--- Begin ---

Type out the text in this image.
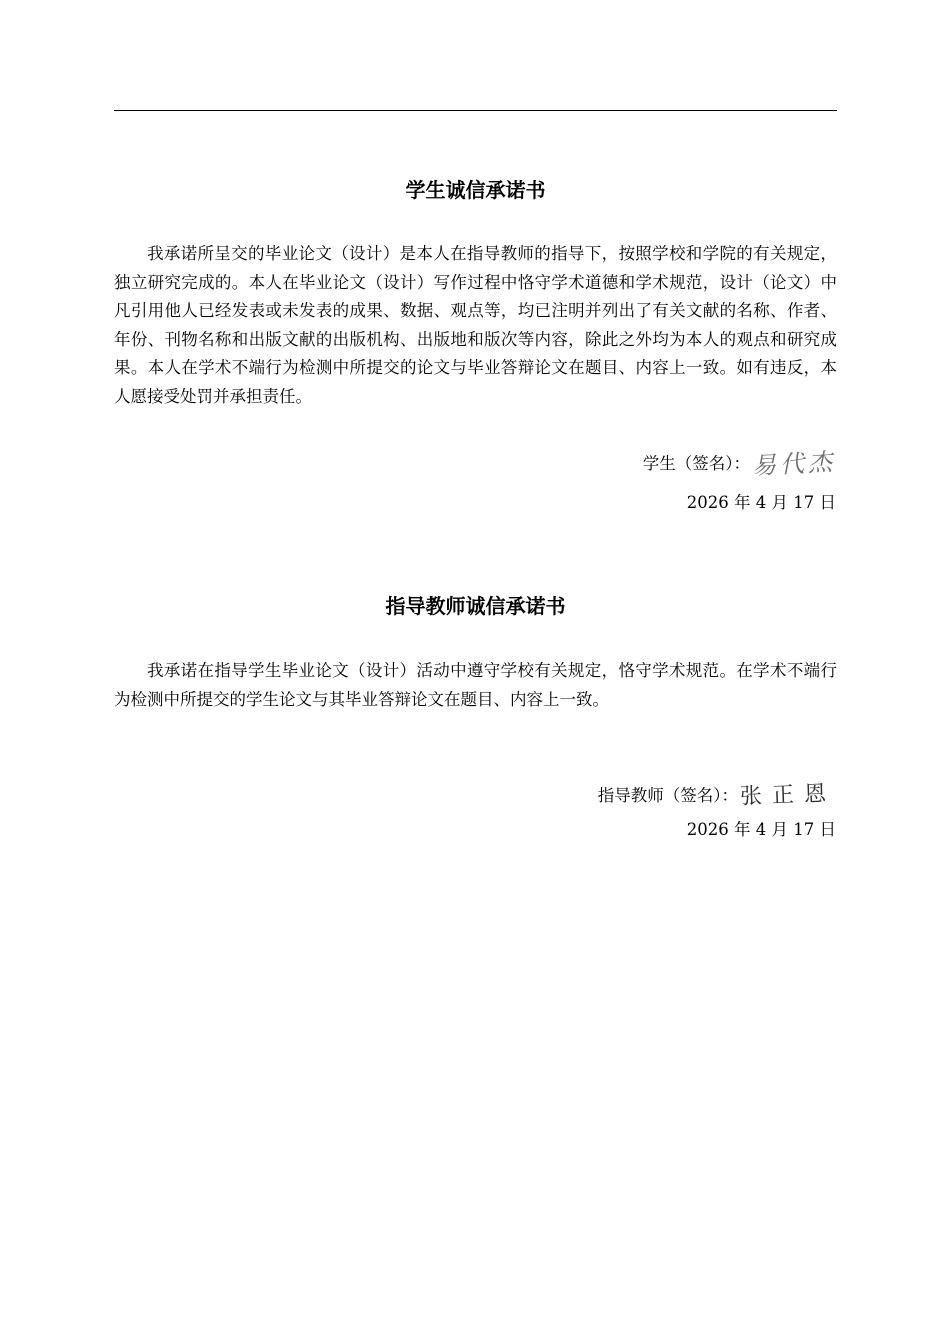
学生诚信承诺书

我承诺所呈交的毕业论文（设计）是本人在指导教师的指导下，按照学校和学院的有关规定，独立研究完成的。本人在毕业论文（设计）写作过程中恪守学术道德和学术规范，设计（论文）中凡引用他人已经发表或未发表的成果、数据、观点等，均已注明并列出了有关文献的名称、作者、年份、刊物名称和出版文献的出版机构、出版地和版次等内容，除此之外均为本人的观点和研究成果。本人在学术不端行为检测中所提交的论文与毕业答辩论文在题目、内容上一致。如有违反，本人愿接受处罚并承担责任。

学生（签名）：易代杰
2026 年 4 月 17 日
指导教师诚信承诺书

我承诺在指导学生毕业论文（设计）活动中遵守学校有关规定，恪守学术规范。在学术不端行为检测中所提交的学生论文与其毕业答辩论文在题目、内容上一致。

指导教师（签名）：张正恩
2026 年 4 月 17 日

--- End ---

EXERCISE DIRECTIONS => Identify each line in the records above containing the word "内容上一致"; copy those lines.

SOLUTION TO THIS PROBLEM =>
我承诺所呈交的毕业论文（设计）是本人在指导教师的指导下，按照学校和学院的有关规定，独立研究完成的。本人在毕业论文（设计）写作过程中恪守学术道德和学术规范，设计（论文）中凡引用他人已经发表或未发表的成果、数据、观点等，均已注明并列出了有关文献的名称、作者、年份、刊物名称和出版文献的出版机构、出版地和版次等内容，除此之外均为本人的观点和研究成果。本人在学术不端行为检测中所提交的论文与毕业答辩论文在题目、内容上一致。如有违反，本人愿接受处罚并承担责任。
我承诺在指导学生毕业论文（设计）活动中遵守学校有关规定，恪守学术规范。在学术不端行为检测中所提交的学生论文与其毕业答辩论文在题目、内容上一致。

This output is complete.